**Work to complete**
Pick out every line with the word "года" and copy it.

**Task material**
-----
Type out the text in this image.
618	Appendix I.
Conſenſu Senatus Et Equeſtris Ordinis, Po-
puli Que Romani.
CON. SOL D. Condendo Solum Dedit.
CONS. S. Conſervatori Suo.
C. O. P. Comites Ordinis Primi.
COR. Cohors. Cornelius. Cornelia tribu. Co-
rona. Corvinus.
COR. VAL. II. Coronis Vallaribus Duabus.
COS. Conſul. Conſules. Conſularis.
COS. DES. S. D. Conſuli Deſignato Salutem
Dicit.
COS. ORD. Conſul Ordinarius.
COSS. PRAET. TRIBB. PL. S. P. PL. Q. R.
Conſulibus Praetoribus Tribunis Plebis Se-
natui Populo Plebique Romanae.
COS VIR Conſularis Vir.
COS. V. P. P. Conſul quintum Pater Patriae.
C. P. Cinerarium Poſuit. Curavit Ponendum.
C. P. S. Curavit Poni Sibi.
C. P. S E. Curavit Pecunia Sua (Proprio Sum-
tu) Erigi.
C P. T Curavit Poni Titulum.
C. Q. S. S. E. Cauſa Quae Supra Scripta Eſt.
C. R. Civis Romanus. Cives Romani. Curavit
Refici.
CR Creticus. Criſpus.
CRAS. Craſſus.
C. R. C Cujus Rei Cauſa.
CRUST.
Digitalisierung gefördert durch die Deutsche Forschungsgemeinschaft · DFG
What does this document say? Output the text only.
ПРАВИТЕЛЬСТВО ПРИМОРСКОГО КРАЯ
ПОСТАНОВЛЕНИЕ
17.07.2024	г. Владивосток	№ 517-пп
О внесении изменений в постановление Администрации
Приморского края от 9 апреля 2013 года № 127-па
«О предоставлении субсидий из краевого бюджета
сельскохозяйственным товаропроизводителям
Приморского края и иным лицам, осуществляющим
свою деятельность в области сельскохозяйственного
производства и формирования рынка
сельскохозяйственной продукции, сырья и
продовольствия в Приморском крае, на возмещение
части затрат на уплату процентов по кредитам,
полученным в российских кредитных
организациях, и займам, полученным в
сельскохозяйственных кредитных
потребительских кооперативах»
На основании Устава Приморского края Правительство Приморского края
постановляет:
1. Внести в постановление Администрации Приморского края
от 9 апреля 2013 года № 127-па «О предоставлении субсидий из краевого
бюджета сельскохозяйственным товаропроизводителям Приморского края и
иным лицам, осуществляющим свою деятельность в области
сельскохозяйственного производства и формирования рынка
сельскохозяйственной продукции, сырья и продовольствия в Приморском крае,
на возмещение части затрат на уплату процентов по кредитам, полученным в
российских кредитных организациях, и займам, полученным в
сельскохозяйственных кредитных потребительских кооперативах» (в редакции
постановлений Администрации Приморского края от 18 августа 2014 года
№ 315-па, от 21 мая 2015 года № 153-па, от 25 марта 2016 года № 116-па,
-----
**Task output**
Приморского края от 9 апреля 2013 года № 127-па
от 9 апреля 2013 года № 127-па «О предоставлении субсидий из краевого
постановлений Администрации Приморского края от 18 августа 2014 года
№ 315-па, от 21 мая 2015 года № 153-па, от 25 марта 2016 года № 116-па,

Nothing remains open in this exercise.